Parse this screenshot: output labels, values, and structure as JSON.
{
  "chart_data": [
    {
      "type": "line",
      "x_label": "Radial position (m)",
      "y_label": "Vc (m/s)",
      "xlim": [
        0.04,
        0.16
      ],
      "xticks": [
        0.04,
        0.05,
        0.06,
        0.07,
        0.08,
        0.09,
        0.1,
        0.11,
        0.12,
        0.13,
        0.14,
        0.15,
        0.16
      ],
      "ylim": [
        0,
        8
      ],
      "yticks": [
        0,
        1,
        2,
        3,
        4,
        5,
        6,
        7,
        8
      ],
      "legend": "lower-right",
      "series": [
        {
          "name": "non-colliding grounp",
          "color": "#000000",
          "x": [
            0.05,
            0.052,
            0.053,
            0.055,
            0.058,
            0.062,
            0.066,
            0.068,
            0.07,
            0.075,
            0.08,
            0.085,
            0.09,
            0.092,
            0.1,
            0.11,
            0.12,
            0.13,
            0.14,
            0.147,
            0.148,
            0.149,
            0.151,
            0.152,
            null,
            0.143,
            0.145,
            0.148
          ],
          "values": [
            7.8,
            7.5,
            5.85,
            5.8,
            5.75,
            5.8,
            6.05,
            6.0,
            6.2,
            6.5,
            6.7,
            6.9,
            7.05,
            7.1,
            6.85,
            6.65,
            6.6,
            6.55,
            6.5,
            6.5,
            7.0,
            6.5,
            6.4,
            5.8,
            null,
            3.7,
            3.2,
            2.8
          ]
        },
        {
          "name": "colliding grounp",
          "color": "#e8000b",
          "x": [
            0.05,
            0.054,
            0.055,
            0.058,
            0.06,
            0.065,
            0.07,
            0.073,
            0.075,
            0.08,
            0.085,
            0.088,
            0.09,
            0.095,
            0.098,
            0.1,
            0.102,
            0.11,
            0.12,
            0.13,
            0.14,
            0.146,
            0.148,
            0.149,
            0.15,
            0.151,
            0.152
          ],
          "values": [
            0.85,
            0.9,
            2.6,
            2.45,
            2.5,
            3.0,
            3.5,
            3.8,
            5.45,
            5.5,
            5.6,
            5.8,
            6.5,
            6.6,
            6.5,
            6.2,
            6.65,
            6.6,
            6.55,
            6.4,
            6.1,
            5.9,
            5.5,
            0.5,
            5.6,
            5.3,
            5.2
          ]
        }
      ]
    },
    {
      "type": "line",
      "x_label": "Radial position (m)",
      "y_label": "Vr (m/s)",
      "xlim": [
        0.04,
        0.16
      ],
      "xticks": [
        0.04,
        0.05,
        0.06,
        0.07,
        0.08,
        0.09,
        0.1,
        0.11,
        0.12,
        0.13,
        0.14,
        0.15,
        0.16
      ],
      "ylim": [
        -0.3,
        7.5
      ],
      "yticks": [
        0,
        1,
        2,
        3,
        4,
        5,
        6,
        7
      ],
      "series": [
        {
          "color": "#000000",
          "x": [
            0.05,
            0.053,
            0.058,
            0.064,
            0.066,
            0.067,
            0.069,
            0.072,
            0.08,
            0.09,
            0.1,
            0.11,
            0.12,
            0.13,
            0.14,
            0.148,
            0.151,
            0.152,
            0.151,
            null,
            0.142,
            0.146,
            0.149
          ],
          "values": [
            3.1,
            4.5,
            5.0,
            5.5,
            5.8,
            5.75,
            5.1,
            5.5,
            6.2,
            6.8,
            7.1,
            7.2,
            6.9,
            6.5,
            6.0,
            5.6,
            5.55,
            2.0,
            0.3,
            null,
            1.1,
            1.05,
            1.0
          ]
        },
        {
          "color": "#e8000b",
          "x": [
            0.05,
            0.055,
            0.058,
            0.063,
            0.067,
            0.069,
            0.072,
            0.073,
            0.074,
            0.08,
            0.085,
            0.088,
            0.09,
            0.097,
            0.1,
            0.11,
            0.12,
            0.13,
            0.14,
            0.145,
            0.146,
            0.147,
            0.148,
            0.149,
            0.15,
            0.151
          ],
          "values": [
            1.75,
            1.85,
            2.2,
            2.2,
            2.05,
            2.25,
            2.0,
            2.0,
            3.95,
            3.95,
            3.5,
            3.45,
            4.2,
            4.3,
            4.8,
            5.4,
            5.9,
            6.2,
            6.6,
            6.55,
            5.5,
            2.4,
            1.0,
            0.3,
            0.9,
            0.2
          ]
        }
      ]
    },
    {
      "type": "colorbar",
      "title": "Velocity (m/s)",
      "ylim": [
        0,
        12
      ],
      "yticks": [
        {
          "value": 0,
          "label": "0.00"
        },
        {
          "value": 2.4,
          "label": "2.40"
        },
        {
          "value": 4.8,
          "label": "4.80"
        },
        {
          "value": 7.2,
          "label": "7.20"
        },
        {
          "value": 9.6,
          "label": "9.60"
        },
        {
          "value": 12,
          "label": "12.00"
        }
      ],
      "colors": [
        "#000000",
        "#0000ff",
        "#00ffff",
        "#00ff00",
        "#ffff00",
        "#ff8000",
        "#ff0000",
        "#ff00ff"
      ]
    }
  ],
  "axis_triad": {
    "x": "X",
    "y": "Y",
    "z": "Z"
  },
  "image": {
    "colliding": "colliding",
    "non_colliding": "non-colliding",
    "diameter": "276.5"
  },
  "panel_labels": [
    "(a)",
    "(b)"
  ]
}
····················
● Problem description
Repeat the records exactly, including every line.

● Finished exercise
Parse this screenshot: output labels, values, and structure as JSON.
{
  "chart_data": [
    {
      "type": "line",
      "x_label": "Radial position (m)",
      "y_label": "Vc (m/s)",
      "xlim": [
        0.04,
        0.16
      ],
      "xticks": [
        0.04,
        0.05,
        0.06,
        0.07,
        0.08,
        0.09,
        0.1,
        0.11,
        0.12,
        0.13,
        0.14,
        0.15,
        0.16
      ],
      "ylim": [
        0,
        8
      ],
      "yticks": [
        0,
        1,
        2,
        3,
        4,
        5,
        6,
        7,
        8
      ],
      "legend": "lower-right",
      "series": [
        {
          "name": "non-colliding grounp",
          "color": "#000000",
          "x": [
            0.05,
            0.052,
            0.053,
            0.055,
            0.058,
            0.062,
            0.066,
            0.068,
            0.07,
            0.075,
            0.08,
            0.085,
            0.09,
            0.092,
            0.1,
            0.11,
            0.12,
            0.13,
            0.14,
            0.147,
            0.148,
            0.149,
            0.151,
            0.152,
            null,
            0.143,
            0.145,
            0.148
          ],
          "values": [
            7.8,
            7.5,
            5.85,
            5.8,
            5.75,
            5.8,
            6.05,
            6.0,
            6.2,
            6.5,
            6.7,
            6.9,
            7.05,
            7.1,
            6.85,
            6.65,
            6.6,
            6.55,
            6.5,
            6.5,
            7.0,
            6.5,
            6.4,
            5.8,
            null,
            3.7,
            3.2,
            2.8
          ]
        },
        {
          "name": "colliding grounp",
          "color": "#e8000b",
          "x": [
            0.05,
            0.054,
            0.055,
            0.058,
            0.06,
            0.065,
            0.07,
            0.073,
            0.075,
            0.08,
            0.085,
            0.088,
            0.09,
            0.095,
            0.098,
            0.1,
            0.102,
            0.11,
            0.12,
            0.13,
            0.14,
            0.146,
            0.148,
            0.149,
            0.15,
            0.151,
            0.152
          ],
          "values": [
            0.85,
            0.9,
            2.6,
            2.45,
            2.5,
            3.0,
            3.5,
            3.8,
            5.45,
            5.5,
            5.6,
            5.8,
            6.5,
            6.6,
            6.5,
            6.2,
            6.65,
            6.6,
            6.55,
            6.4,
            6.1,
            5.9,
            5.5,
            0.5,
            5.6,
            5.3,
            5.2
          ]
        }
      ]
    },
    {
      "type": "line",
      "x_label": "Radial position (m)",
      "y_label": "Vr (m/s)",
      "xlim": [
        0.04,
        0.16
      ],
      "xticks": [
        0.04,
        0.05,
        0.06,
        0.07,
        0.08,
        0.09,
        0.1,
        0.11,
        0.12,
        0.13,
        0.14,
        0.15,
        0.16
      ],
      "ylim": [
        -0.3,
        7.5
      ],
      "yticks": [
        0,
        1,
        2,
        3,
        4,
        5,
        6,
        7
      ],
      "series": [
        {
          "color": "#000000",
          "x": [
            0.05,
            0.053,
            0.058,
            0.064,
            0.066,
            0.067,
            0.069,
            0.072,
            0.08,
            0.09,
            0.1,
            0.11,
            0.12,
            0.13,
            0.14,
            0.148,
            0.151,
            0.152,
            0.151,
            null,
            0.142,
            0.146,
            0.149
          ],
          "values": [
            3.1,
            4.5,
            5.0,
            5.5,
            5.8,
            5.75,
            5.1,
            5.5,
            6.2,
            6.8,
            7.1,
            7.2,
            6.9,
            6.5,
            6.0,
            5.6,
            5.55,
            2.0,
            0.3,
            null,
            1.1,
            1.05,
            1.0
          ]
        },
        {
          "color": "#e8000b",
          "x": [
            0.05,
            0.055,
            0.058,
            0.063,
            0.067,
            0.069,
            0.072,
            0.073,
            0.074,
            0.08,
            0.085,
            0.088,
            0.09,
            0.097,
            0.1,
            0.11,
            0.12,
            0.13,
            0.14,
            0.145,
            0.146,
            0.147,
            0.148,
            0.149,
            0.15,
            0.151
          ],
          "values": [
            1.75,
            1.85,
            2.2,
            2.2,
            2.05,
            2.25,
            2.0,
            2.0,
            3.95,
            3.95,
            3.5,
            3.45,
            4.2,
            4.3,
            4.8,
            5.4,
            5.9,
            6.2,
            6.6,
            6.55,
            5.5,
            2.4,
            1.0,
            0.3,
            0.9,
            0.2
          ]
        }
      ]
    },
    {
      "type": "colorbar",
      "title": "Velocity (m/s)",
      "ylim": [
        0,
        12
      ],
      "yticks": [
        {
          "value": 0,
          "label": "0.00"
        },
        {
          "value": 2.4,
          "label": "2.40"
        },
        {
          "value": 4.8,
          "label": "4.80"
        },
        {
          "value": 7.2,
          "label": "7.20"
        },
        {
          "value": 9.6,
          "label": "9.60"
        },
        {
          "value": 12,
          "label": "12.00"
        }
      ],
      "colors": [
        "#000000",
        "#0000ff",
        "#00ffff",
        "#00ff00",
        "#ffff00",
        "#ff8000",
        "#ff0000",
        "#ff00ff"
      ]
    }
  ],
  "axis_triad": {
    "x": "X",
    "y": "Y",
    "z": "Z"
  },
  "image": {
    "colliding": "colliding",
    "non_colliding": "non-colliding",
    "diameter": "276.5"
  },
  "panel_labels": [
    "(a)",
    "(b)"
  ]
}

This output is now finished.